● What needs to be done: Show all lines holding "screenshot".

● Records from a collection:
::::::
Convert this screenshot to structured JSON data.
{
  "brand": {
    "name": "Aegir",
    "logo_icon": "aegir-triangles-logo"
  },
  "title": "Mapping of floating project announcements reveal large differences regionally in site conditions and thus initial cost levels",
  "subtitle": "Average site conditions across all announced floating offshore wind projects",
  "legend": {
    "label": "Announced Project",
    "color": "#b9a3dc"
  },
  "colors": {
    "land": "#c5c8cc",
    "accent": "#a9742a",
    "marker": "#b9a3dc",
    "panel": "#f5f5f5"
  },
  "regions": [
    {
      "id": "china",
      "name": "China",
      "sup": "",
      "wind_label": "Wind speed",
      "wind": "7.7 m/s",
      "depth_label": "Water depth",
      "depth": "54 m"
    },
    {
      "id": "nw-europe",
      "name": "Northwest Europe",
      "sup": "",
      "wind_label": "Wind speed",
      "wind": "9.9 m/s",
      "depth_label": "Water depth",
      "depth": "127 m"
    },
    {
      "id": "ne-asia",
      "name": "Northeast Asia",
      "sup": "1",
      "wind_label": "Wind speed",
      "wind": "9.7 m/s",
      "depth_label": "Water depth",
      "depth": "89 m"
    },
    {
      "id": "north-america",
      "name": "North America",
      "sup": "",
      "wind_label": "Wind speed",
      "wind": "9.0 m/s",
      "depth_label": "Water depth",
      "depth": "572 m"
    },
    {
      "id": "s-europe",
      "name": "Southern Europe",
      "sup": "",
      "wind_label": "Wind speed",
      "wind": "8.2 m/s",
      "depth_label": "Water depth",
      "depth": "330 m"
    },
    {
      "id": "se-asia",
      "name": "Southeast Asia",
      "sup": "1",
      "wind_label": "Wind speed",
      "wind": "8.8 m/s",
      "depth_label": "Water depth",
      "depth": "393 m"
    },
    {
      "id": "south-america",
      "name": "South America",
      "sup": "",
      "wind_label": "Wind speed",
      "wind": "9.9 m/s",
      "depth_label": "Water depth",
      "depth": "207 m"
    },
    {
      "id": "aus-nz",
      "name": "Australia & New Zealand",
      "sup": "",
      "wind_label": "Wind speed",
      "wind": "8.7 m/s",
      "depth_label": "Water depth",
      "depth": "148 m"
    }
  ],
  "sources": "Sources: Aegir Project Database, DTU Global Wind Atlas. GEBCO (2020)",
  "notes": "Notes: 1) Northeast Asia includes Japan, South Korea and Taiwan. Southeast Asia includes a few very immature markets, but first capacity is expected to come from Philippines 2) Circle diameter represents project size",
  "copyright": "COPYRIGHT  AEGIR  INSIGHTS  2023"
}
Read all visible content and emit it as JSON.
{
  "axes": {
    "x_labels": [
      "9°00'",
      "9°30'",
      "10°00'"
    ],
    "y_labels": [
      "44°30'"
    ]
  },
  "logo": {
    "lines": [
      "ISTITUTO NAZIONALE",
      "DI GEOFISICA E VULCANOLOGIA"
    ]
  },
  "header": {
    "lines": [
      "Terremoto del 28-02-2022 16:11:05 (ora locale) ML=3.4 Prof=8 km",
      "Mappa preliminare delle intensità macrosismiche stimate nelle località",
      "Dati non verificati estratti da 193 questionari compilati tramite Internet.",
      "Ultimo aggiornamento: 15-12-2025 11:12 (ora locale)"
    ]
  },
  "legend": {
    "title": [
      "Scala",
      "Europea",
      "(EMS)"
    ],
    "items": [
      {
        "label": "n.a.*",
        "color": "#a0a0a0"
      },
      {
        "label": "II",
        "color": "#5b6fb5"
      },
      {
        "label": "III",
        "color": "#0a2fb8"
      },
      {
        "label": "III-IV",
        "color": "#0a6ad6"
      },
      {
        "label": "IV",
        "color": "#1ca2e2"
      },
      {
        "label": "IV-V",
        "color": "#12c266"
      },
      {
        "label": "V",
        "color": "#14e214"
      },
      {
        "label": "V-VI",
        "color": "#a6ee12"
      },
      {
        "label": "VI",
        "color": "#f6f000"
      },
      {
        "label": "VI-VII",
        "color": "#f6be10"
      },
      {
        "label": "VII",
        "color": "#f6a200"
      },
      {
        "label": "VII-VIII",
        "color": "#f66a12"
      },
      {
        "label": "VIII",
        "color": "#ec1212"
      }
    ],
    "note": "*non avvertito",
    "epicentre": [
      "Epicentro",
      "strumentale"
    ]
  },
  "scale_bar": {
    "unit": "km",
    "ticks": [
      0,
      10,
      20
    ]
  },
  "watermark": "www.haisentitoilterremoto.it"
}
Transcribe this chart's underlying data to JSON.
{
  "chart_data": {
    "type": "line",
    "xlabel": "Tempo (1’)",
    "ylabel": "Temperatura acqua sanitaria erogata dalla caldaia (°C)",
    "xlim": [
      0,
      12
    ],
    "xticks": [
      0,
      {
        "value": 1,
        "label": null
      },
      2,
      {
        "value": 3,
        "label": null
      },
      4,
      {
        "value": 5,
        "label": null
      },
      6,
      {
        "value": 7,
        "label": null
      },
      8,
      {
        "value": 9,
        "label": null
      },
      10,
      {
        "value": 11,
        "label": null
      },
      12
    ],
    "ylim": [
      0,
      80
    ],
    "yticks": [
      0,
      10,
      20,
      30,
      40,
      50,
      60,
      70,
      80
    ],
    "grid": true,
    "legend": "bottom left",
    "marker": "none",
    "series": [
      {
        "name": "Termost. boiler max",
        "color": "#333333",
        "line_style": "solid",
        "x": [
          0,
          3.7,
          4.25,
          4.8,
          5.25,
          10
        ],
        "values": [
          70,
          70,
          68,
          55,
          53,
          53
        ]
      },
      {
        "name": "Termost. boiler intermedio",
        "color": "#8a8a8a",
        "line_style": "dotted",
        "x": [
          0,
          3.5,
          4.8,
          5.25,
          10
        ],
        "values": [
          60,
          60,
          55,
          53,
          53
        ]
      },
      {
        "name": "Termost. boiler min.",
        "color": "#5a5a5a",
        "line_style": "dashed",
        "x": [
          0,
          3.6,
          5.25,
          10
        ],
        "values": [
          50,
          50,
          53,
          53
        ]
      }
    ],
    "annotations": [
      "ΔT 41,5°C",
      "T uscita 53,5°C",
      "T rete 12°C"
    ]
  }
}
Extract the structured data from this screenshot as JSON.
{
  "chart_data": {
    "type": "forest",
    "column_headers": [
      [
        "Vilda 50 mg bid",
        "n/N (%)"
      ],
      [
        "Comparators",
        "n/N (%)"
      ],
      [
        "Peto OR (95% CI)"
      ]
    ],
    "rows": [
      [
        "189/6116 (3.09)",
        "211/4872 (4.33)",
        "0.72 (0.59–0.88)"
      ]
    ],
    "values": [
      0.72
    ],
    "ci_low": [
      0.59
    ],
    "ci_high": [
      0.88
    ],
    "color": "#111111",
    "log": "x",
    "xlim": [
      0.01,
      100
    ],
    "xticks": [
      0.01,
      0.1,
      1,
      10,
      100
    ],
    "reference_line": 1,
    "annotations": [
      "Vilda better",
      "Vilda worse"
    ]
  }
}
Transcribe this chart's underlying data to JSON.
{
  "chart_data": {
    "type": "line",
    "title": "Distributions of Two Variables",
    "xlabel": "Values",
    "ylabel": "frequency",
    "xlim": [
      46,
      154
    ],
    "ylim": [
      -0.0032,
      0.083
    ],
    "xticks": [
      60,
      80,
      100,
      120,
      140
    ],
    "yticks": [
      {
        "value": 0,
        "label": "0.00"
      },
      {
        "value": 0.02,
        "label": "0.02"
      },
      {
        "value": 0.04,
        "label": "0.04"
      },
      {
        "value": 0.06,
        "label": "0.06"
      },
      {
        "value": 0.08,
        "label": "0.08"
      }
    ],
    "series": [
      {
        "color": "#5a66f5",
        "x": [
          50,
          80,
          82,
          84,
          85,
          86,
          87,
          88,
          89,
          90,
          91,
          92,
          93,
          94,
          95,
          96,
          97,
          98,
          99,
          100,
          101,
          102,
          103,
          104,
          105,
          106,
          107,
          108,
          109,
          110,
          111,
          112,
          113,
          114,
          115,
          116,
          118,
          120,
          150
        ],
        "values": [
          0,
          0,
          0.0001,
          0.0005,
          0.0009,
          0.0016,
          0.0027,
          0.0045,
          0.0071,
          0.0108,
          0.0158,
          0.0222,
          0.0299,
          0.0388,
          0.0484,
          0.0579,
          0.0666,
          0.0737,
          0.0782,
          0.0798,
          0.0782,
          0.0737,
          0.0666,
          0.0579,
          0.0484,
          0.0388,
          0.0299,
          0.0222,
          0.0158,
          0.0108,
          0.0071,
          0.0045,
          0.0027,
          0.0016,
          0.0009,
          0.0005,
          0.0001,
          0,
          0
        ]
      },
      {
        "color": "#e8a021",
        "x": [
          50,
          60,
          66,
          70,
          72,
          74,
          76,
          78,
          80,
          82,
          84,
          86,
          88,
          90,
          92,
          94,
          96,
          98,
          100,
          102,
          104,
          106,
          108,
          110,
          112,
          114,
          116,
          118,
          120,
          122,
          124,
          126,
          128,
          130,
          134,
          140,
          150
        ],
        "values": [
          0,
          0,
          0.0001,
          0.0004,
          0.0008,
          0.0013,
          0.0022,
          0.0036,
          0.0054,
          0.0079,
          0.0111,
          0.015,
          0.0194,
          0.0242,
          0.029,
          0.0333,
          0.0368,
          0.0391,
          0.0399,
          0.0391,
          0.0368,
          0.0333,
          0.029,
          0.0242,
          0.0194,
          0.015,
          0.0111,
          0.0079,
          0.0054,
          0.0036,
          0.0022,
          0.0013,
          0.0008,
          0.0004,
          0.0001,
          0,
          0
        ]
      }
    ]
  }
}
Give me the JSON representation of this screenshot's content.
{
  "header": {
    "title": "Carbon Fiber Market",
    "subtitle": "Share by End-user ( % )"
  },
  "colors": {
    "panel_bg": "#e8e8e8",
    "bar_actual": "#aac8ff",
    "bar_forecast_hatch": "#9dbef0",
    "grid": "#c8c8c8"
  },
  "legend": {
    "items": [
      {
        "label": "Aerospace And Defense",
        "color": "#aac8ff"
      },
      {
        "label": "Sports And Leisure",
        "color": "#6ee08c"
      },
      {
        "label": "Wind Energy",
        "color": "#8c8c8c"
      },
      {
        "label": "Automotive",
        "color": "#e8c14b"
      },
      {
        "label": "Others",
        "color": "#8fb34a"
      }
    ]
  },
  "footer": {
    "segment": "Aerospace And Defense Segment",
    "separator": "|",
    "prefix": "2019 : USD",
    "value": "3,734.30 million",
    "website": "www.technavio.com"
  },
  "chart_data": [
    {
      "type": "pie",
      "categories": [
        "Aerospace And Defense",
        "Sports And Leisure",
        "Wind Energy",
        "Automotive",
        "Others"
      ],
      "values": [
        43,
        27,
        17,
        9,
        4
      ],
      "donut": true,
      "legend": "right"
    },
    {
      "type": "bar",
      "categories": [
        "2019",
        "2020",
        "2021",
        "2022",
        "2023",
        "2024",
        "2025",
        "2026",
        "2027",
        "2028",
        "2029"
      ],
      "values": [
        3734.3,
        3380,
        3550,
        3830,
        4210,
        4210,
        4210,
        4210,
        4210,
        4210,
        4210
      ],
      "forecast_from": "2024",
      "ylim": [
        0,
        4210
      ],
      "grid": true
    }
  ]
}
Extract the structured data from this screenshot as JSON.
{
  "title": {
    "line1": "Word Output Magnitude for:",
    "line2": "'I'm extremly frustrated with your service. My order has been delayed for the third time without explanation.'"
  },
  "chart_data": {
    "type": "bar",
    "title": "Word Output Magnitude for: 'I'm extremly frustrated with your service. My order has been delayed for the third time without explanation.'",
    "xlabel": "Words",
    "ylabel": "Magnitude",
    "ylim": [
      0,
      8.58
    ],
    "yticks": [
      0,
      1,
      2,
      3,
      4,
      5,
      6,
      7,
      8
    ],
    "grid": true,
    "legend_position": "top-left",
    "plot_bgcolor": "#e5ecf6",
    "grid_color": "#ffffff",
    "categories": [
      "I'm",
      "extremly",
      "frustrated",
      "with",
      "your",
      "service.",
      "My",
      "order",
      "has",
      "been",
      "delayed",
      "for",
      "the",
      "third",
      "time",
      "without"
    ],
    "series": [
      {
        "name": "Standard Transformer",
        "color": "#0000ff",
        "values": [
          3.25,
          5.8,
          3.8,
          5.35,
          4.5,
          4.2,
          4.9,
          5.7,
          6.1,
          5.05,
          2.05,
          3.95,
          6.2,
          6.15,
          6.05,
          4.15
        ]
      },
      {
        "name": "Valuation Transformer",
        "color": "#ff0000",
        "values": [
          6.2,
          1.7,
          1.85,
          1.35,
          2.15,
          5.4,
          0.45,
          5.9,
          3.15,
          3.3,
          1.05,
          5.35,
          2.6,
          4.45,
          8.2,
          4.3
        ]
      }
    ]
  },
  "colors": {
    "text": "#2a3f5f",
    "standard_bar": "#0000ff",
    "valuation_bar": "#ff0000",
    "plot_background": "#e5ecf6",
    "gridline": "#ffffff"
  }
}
::::::
● Result for this exercise:
Convert this screenshot to structured JSON data.
Extract the structured data from this screenshot as JSON.
Give me the JSON representation of this screenshot's content.
Extract the structured data from this screenshot as JSON.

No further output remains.